### GOAL:
Identify each line in the records below that contains the word "placeholder", and copy it.

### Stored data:

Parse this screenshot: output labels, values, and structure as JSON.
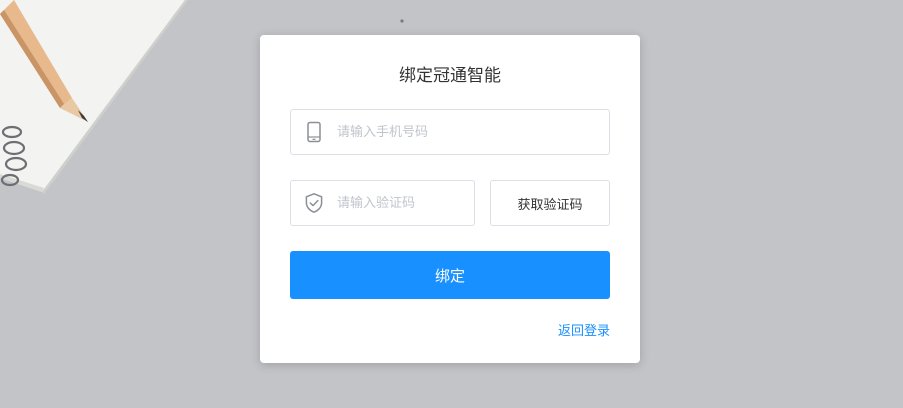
{
  "colors": {
    "background": "#c3c4c8",
    "card": "#ffffff",
    "accent": "#1890ff",
    "border": "#dcdfe6",
    "placeholder": "#c0c4cc"
  },
  "form": {
    "title": "绑定冠通智能",
    "phone": {
      "icon": "mobile-phone-icon",
      "placeholder": "请输入手机号码",
      "value": ""
    },
    "code": {
      "icon": "shield-check-icon",
      "placeholder": "请输入验证码",
      "value": ""
    },
    "get_code_label": "获取验证码",
    "submit_label": "绑定",
    "back_label": "返回登录"
  }
}
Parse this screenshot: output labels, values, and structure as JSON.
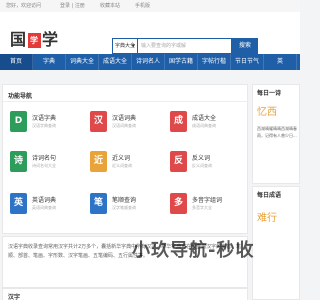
{
  "topbar": {
    "links": [
      "您好，欢迎访问",
      "登录 | 注册",
      "收藏本站",
      "手机版"
    ]
  },
  "header": {
    "logo_left": "国",
    "logo_red": "学",
    "logo_right": "学"
  },
  "search": {
    "type_label": "字典大全",
    "placeholder": "输入要查询的字或解",
    "button": "搜索"
  },
  "nav": {
    "items": [
      "首页",
      "字典",
      "词典大全",
      "成语大全",
      "诗词名人",
      "国学古籍",
      "字帖行楷",
      "节日节气",
      "英"
    ]
  },
  "tools": {
    "title": "功能导航",
    "items": [
      {
        "icon": "D",
        "name": "汉语字典",
        "desc": "汉语字典查询",
        "color": "#2e9c5b"
      },
      {
        "icon": "汉",
        "name": "汉语词典",
        "desc": "汉语词典查询",
        "color": "#e0494a"
      },
      {
        "icon": "成",
        "name": "成语大全",
        "desc": "成语词典查询",
        "color": "#e0494a"
      },
      {
        "icon": "诗",
        "name": "诗词名句",
        "desc": "诗词名句大全",
        "color": "#2e9c5b"
      },
      {
        "icon": "近",
        "name": "近义词",
        "desc": "近义词查询",
        "color": "#e8a33a"
      },
      {
        "icon": "反",
        "name": "反义词",
        "desc": "反义词查询",
        "color": "#e0494a"
      },
      {
        "icon": "英",
        "name": "英语词典",
        "desc": "英语词典查询",
        "color": "#2d73c6"
      },
      {
        "icon": "笔",
        "name": "笔顺查询",
        "desc": "汉字笔顺查询",
        "color": "#2d73c6"
      },
      {
        "icon": "多",
        "name": "多音字组词",
        "desc": "多音字大全",
        "color": "#e0494a"
      }
    ]
  },
  "intro": {
    "text": "汉语字典收录查询常用汉字共计2万多个，囊括新华字典中所有汉字，新华字典可在线查询汉字的拼音、笔顺、部首、笔画、字形数、汉字笔画、五笔编码、五行属性等。",
    "section_title": "汉字"
  },
  "side": {
    "title": "每日一诗",
    "poem_title": "忆西",
    "poem_text": "西湖晴耀晴晴西湖晴春雨，记得有人曾少日..."
  },
  "side2": {
    "title": "每日成语",
    "word": "难行"
  },
  "watermark": {
    "text": "小玖导航-秒收"
  },
  "colors": {
    "brand_blue": "#1f5fa8",
    "accent_orange": "#e8a33a",
    "accent_red": "#e43a3a"
  }
}
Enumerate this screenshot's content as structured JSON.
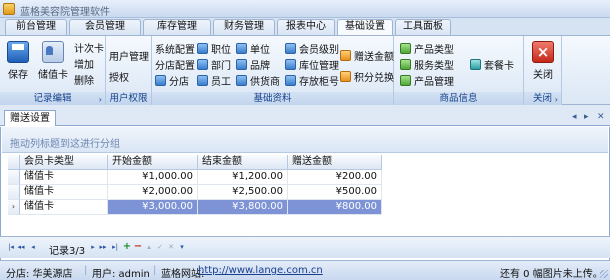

### ANSWER FOR THE TASK:
    "placeholder": "#c0c4cc"
      "placeholder": "请输入手机号码",
      "placeholder": "请输入验证码",
    "placeholder": "输入要查询的字或解",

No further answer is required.